Exercise: Filter the records below and copy every line containing the word "Слоун".

Material to process:
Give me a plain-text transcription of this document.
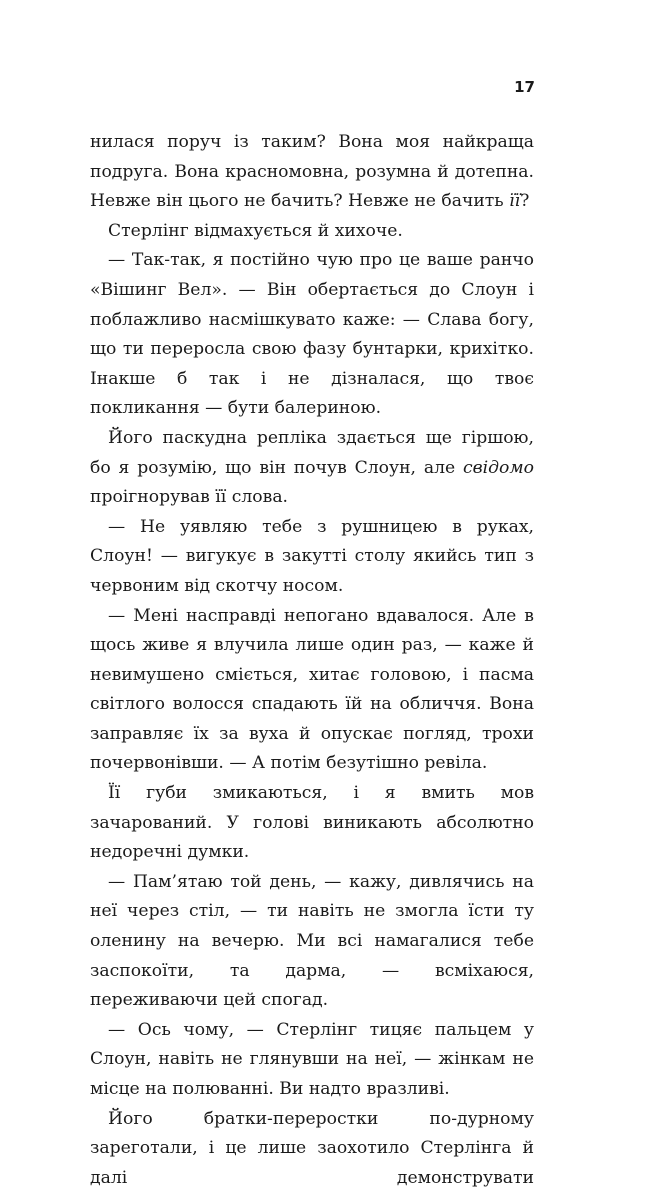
17

нилася поруч із таким? Вона моя найкраща подруга. Вона красномовна, розумна й дотепна. Невже він цього не бачить? Невже не бачить її?

Стерлінг відмахується й хихоче.

— Так-так, я постійно чую про це ваше ранчо «Вішинг Вел». — Він обертається до Слоун і поблажливо насмішкувато каже: — Слава богу, що ти переросла свою фазу бунтарки, крихітко. Інакше б так і не дізналася, що твоє покликання — бути балериною.

Його паскудна репліка здається ще гіршою, бо я розумію, що він почув Слоун, але свідомо проігнорував її слова.

— Не уявляю тебе з рушницею в руках, Слоун! — вигукує в закутті столу якийсь тип з червоним від скотчу носом.

— Мені насправді непогано вдавалося. Але в щось живе я влучила лише один раз, — каже й невимушено сміється, хитає головою, і пасма світлого волосся спадають їй на обличчя. Вона заправляє їх за вуха й опускає погляд, трохи почервонівши. — А потім безутішно ревіла.

Її губи змикаються, і я вмить мов зачарований. У голові виникають абсолютно недоречні думки.

— Пам’ятаю той день, — кажу, дивлячись на неї через стіл, — ти навіть не змогла їсти ту оленину на вечерю. Ми всі намагалися тебе заспокоїти, та дарма, — всміхаюся, переживаючи цей спогад.

— Ось чому, — Стерлінг тицяє пальцем у Слоун, навіть не глянувши на неї, — жінкам не місце на полюванні. Ви надто вразливі.

Його братки-переростки по-дурному зареготали, і це лише заохотило Стерлінга й далі демонструвати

Response:
— Так-так, я постійно чую про це ваше ранчо «Вішинг Вел». — Він обертається до Слоун і поблажливо насмішкувато каже: — Слава богу, що ти переросла свою фазу бунтарки, крихітко. Інакше б так і не дізналася, що твоє покликання — бути балериною.
Його паскудна репліка здається ще гіршою, бо я розумію, що він почув Слоун, але свідомо проігнорував її слова.
— Не уявляю тебе з рушницею в руках, Слоун! — вигукує в закутті столу якийсь тип з червоним від скотчу носом.
— Ось чому, — Стерлінг тицяє пальцем у Слоун, навіть не глянувши на неї, — жінкам не місце на полюванні. Ви надто вразливі.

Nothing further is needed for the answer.